> **PROBLEM**:
Report each line of the data that has "направление" somewhere in it.

> **DATA FOR THIS EXERCISE**:
◇ ◇ ◇ ◇
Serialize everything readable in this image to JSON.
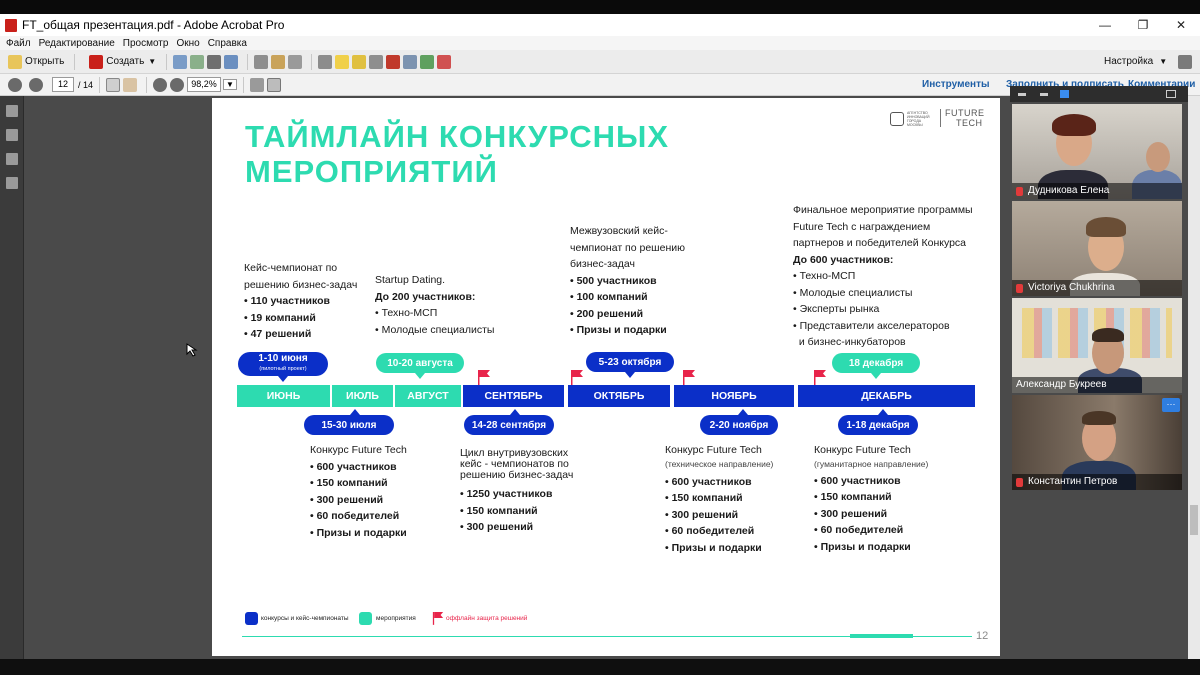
{
  "window": {
    "title": "FT_общая презентация.pdf - Adobe Acrobat Pro",
    "minimize": "—",
    "maximize": "❐",
    "close": "✕"
  },
  "menu": [
    "Файл",
    "Редактирование",
    "Просмотр",
    "Окно",
    "Справка"
  ],
  "toolbar": {
    "open_label": "Открыть",
    "create_label": "Создать",
    "settings_label": "Настройка"
  },
  "nav": {
    "page_current": "12",
    "page_total": "/ 14",
    "zoom": "98,2%",
    "tab_tools": "Инструменты",
    "tab_sign": "Заполнить и подписать",
    "tab_comments": "Комментарии"
  },
  "slide": {
    "title_line1": "ТАЙМЛАЙН КОНКУРСНЫХ",
    "title_line2": "МЕРОПРИЯТИЙ",
    "logo_text1": "FUTURE",
    "logo_text2": "TECH",
    "logo_small": "АГЕНТСТВО ИННОВАЦИЙ ГОРОДА МОСКВЫ",
    "page_number": "12",
    "months": {
      "june": "ИЮНЬ",
      "july": "ИЮЛЬ",
      "august": "АВГУСТ",
      "september": "СЕНТЯБРЬ",
      "october": "ОКТЯБРЬ",
      "november": "НОЯБРЬ",
      "december": "ДЕКАБРЬ"
    },
    "pills": {
      "june_dates": "1-10 июня",
      "june_note": "(пилотный проект)",
      "august_dates": "10-20 августа",
      "october_dates": "5-23 октября",
      "december_top": "18 декабря",
      "july_dates": "15-30 июля",
      "september_dates": "14-28 сентября",
      "november_dates": "2-20 ноября",
      "december_bottom": "1-18 декабря"
    },
    "top_blocks": {
      "case": {
        "title1": "Кейс-чемпионат по",
        "title2": "решению бизнес-задач",
        "items": [
          "110 участников",
          "19 компаний",
          "47 решений"
        ]
      },
      "dating": {
        "title": "Startup Dating.",
        "subtitle": "До 200 участников:",
        "items": [
          "Техно-МСП",
          "Молодые специалисты"
        ]
      },
      "interuni": {
        "title1": "Межвузовский кейс-",
        "title2": "чемпионат по решению",
        "title3": "бизнес-задач",
        "items": [
          "500 участников",
          "100 компаний",
          "200 решений",
          "Призы и подарки"
        ]
      },
      "final": {
        "title1": "Финальное мероприятие программы",
        "title2": "Future Tech с награждением",
        "title3": "партнеров и победителей Конкурса",
        "subtitle": "До 600 участников:",
        "items": [
          "Техно-МСП",
          "Молодые специалисты",
          "Эксперты рынка",
          "Представители акселераторов",
          "и бизнес-инкубаторов"
        ]
      }
    },
    "bottom_blocks": {
      "july": {
        "title": "Конкурс Future Tech",
        "items": [
          "600 участников",
          "150 компаний",
          "300 решений",
          "60 победителей",
          "Призы и подарки"
        ]
      },
      "september": {
        "title1": "Цикл внутривузовских",
        "title2": "кейс - чемпионатов по",
        "title3": "решению бизнес-задач",
        "items": [
          "1250 участников",
          "150 компаний",
          "300 решений"
        ]
      },
      "november": {
        "title": "Конкурс Future Tech",
        "note": "(техническое направление)",
        "items": [
          "600 участников",
          "150 компаний",
          "300 решений",
          "60 победителей",
          "Призы и подарки"
        ]
      },
      "december": {
        "title": "Конкурс Future Tech",
        "note": "(гуманитарное направление)",
        "items": [
          "600 участников",
          "150 компаний",
          "300 решений",
          "60 победителей",
          "Призы и подарки"
        ]
      }
    },
    "legend": {
      "contests": "конкурсы и кейс-чемпионаты",
      "events": "мероприятия",
      "offline": "оффлайн защита решений"
    },
    "colors": {
      "blue": "#0b2fc8",
      "teal": "#2ddbb0",
      "red": "#e8244a"
    }
  },
  "participants": [
    {
      "name": "Дудникова Елена"
    },
    {
      "name": "Victoriya Chukhrina"
    },
    {
      "name": "Александр Букреев"
    },
    {
      "name": "Константин Петров"
    }
  ],
  "participants_more": "···"
}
◇ ◇ ◇ ◇
> **TASK OUTPUT**:
        "note": "(техническое направление)",
        "note": "(гуманитарное направление)",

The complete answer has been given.